[Stored records]
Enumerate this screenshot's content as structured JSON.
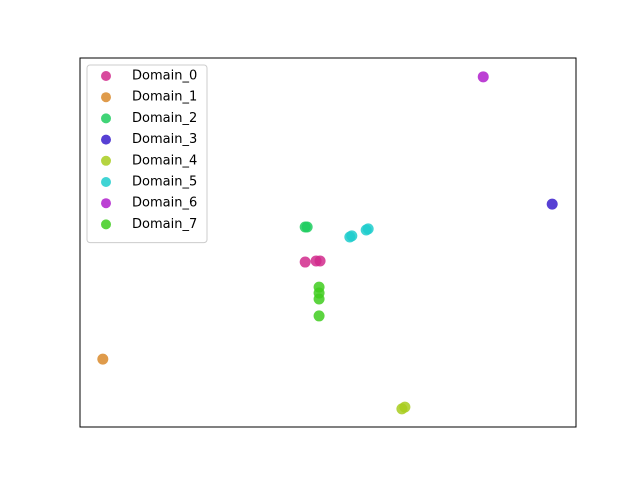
{
  "chart_data": {
    "type": "scatter",
    "xlim": [
      0,
      100
    ],
    "ylim": [
      0,
      100
    ],
    "legend": "upper left",
    "series": [
      {
        "name": "Domain_0",
        "color": "#d12a8c",
        "x": [
          45.4,
          47.6,
          48.4
        ],
        "values": [
          44.7,
          45.0,
          45.0
        ]
      },
      {
        "name": "Domain_1",
        "color": "#d9892b",
        "x": [
          4.6
        ],
        "values": [
          18.4
        ]
      },
      {
        "name": "Domain_2",
        "color": "#1fcc5f",
        "x": [
          45.4,
          45.8
        ],
        "values": [
          54.2,
          54.2
        ]
      },
      {
        "name": "Domain_3",
        "color": "#3a1fcc",
        "x": [
          95.2
        ],
        "values": [
          60.4
        ]
      },
      {
        "name": "Domain_4",
        "color": "#a8cc1f",
        "x": [
          64.9,
          65.5
        ],
        "values": [
          4.9,
          5.4
        ]
      },
      {
        "name": "Domain_5",
        "color": "#1fcccc",
        "x": [
          54.4,
          54.8,
          57.7,
          58.1
        ],
        "values": [
          51.5,
          51.8,
          53.4,
          53.7
        ]
      },
      {
        "name": "Domain_6",
        "color": "#b01fcc",
        "x": [
          81.3
        ],
        "values": [
          94.9
        ]
      },
      {
        "name": "Domain_7",
        "color": "#3fcc1f",
        "x": [
          48.2,
          48.2,
          48.2,
          48.2
        ],
        "values": [
          37.9,
          36.3,
          34.7,
          30.1
        ]
      }
    ]
  }
}
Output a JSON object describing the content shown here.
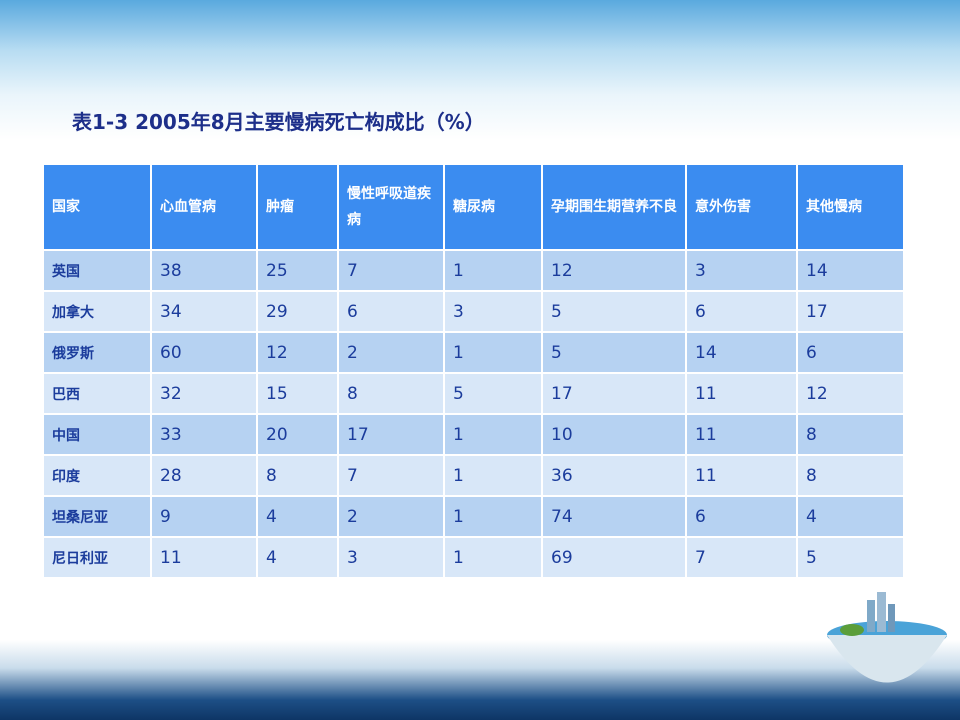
{
  "title": "表1-3 2005年8月主要慢病死亡构成比（%）",
  "table": {
    "header": [
      "国家",
      "心血管病",
      "肿瘤",
      "慢性呼吸道疾病",
      "糖尿病",
      "孕期围生期营养不良",
      "意外伤害",
      "其他慢病"
    ],
    "rows": [
      [
        "英国",
        38,
        25,
        7,
        1,
        12,
        3,
        14
      ],
      [
        "加拿大",
        34,
        29,
        6,
        3,
        5,
        6,
        17
      ],
      [
        "俄罗斯",
        60,
        12,
        2,
        1,
        5,
        14,
        6
      ],
      [
        "巴西",
        32,
        15,
        8,
        5,
        17,
        11,
        12
      ],
      [
        "中国",
        33,
        20,
        17,
        1,
        10,
        11,
        8
      ],
      [
        "印度",
        28,
        8,
        7,
        1,
        36,
        11,
        8
      ],
      [
        "坦桑尼亚",
        9,
        4,
        2,
        1,
        74,
        6,
        4
      ],
      [
        "尼日利亚",
        11,
        4,
        3,
        1,
        69,
        7,
        5
      ]
    ]
  }
}
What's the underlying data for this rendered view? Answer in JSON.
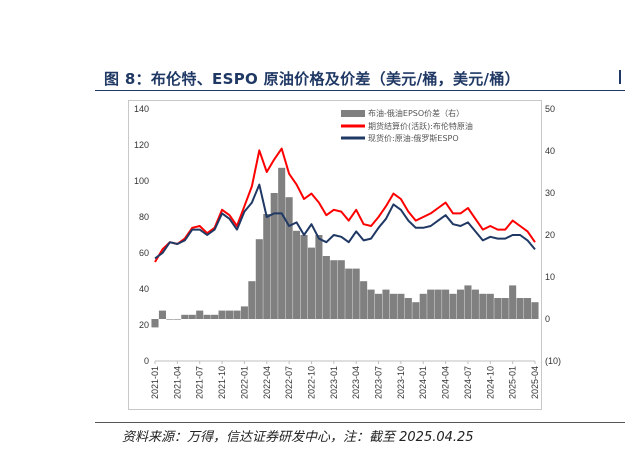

Problem description:
Beginning at the line that contains "Output a JSON", copy each remaining line of the records exactly, through the final one. Omit the pictures.

Reply to the task:
Output a JSON object describing the content shown here.
{
  "title": "表1-3 2005年8月主要慢病死亡构成比（%）",
  "table": {
    "header": [
      "国家",
      "心血管病",
      "肿瘤",
      "慢性呼吸道疾病",
      "糖尿病",
      "孕期围生期营养不良",
      "意外伤害",
      "其他慢病"
    ],
    "rows": [
      [
        "英国",
        38,
        25,
        7,
        1,
        12,
        3,
        14
      ],
      [
        "加拿大",
        34,
        29,
        6,
        3,
        5,
        6,
        17
      ],
      [
        "俄罗斯",
        60,
        12,
        2,
        1,
        5,
        14,
        6
      ],
      [
        "巴西",
        32,
        15,
        8,
        5,
        17,
        11,
        12
      ],
      [
        "中国",
        33,
        20,
        17,
        1,
        10,
        11,
        8
      ],
      [
        "印度",
        28,
        8,
        7,
        1,
        36,
        11,
        8
      ],
      [
        "坦桑尼亚",
        9,
        4,
        2,
        1,
        74,
        6,
        4
      ],
      [
        "尼日利亚",
        11,
        4,
        3,
        1,
        69,
        7,
        5
      ]
    ]
  }
}
What's the underlying data for this rendered view? Answer in JSON.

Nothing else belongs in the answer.